### PROBLEM TO SOLVE:
Extract all of the entries and set them down verbatim.

---- EXTRACTED RECORDS

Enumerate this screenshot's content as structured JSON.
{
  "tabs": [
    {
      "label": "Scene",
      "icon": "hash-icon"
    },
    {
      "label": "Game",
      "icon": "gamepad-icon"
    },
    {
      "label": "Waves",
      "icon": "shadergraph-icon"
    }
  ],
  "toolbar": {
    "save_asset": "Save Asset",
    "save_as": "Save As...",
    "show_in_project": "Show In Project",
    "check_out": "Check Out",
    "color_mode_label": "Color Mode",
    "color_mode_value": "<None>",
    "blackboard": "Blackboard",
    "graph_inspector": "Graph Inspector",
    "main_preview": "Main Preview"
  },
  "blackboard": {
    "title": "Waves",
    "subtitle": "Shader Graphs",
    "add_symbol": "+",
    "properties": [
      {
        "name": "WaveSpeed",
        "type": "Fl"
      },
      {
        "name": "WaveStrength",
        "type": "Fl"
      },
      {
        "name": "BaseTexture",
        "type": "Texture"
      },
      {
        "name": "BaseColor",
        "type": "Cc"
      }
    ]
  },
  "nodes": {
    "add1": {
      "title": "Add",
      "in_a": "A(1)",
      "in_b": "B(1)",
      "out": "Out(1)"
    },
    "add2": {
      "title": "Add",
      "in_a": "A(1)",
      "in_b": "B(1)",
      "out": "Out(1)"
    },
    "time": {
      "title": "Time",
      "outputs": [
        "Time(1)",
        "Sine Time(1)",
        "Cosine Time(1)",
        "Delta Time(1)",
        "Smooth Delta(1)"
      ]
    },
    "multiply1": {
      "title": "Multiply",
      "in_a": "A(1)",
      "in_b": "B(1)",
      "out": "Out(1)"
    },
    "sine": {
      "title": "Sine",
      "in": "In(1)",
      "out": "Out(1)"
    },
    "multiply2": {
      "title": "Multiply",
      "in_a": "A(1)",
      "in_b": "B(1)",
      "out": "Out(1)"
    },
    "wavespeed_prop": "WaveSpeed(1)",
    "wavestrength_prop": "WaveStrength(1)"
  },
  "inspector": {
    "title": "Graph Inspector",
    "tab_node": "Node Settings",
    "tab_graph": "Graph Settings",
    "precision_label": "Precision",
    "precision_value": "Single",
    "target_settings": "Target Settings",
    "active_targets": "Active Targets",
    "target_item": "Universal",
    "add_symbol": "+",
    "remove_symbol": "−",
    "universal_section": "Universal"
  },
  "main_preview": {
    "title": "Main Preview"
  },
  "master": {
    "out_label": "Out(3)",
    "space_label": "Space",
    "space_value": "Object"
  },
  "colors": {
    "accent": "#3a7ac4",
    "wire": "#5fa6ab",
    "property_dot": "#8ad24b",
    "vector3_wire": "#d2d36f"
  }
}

--------

### TASK OUTPUT:
Enumerate this screenshot's content as structured JSON.
{
  "tabs": [
    {
      "label": "Scene",
      "icon": "hash-icon"
    },
    {
      "label": "Game",
      "icon": "gamepad-icon"
    },
    {
      "label": "Waves",
      "icon": "shadergraph-icon"
    }
  ],
  "toolbar": {
    "save_asset": "Save Asset",
    "save_as": "Save As...",
    "show_in_project": "Show In Project",
    "check_out": "Check Out",
    "color_mode_label": "Color Mode",
    "color_mode_value": "<None>",
    "blackboard": "Blackboard",
    "graph_inspector": "Graph Inspector",
    "main_preview": "Main Preview"
  },
  "blackboard": {
    "title": "Waves",
    "subtitle": "Shader Graphs",
    "add_symbol": "+",
    "properties": [
      {
        "name": "WaveSpeed",
        "type": "Fl"
      },
      {
        "name": "WaveStrength",
        "type": "Fl"
      },
      {
        "name": "BaseTexture",
        "type": "Texture"
      },
      {
        "name": "BaseColor",
        "type": "Cc"
      }
    ]
  },
  "nodes": {
    "add1": {
      "title": "Add",
      "in_a": "A(1)",
      "in_b": "B(1)",
      "out": "Out(1)"
    },
    "add2": {
      "title": "Add",
      "in_a": "A(1)",
      "in_b": "B(1)",
      "out": "Out(1)"
    },
    "time": {
      "title": "Time",
      "outputs": [
        "Time(1)",
        "Sine Time(1)",
        "Cosine Time(1)",
        "Delta Time(1)",
        "Smooth Delta(1)"
      ]
    },
    "multiply1": {
      "title": "Multiply",
      "in_a": "A(1)",
      "in_b": "B(1)",
      "out": "Out(1)"
    },
    "sine": {
      "title": "Sine",
      "in": "In(1)",
      "out": "Out(1)"
    },
    "multiply2": {
      "title": "Multiply",
      "in_a": "A(1)",
      "in_b": "B(1)",
      "out": "Out(1)"
    },
    "wavespeed_prop": "WaveSpeed(1)",
    "wavestrength_prop": "WaveStrength(1)"
  },
  "inspector": {
    "title": "Graph Inspector",
    "tab_node": "Node Settings",
    "tab_graph": "Graph Settings",
    "precision_label": "Precision",
    "precision_value": "Single",
    "target_settings": "Target Settings",
    "active_targets": "Active Targets",
    "target_item": "Universal",
    "add_symbol": "+",
    "remove_symbol": "−",
    "universal_section": "Universal"
  },
  "main_preview": {
    "title": "Main Preview"
  },
  "master": {
    "out_label": "Out(3)",
    "space_label": "Space",
    "space_value": "Object"
  },
  "colors": {
    "accent": "#3a7ac4",
    "wire": "#5fa6ab",
    "property_dot": "#8ad24b",
    "vector3_wire": "#d2d36f"
  }
}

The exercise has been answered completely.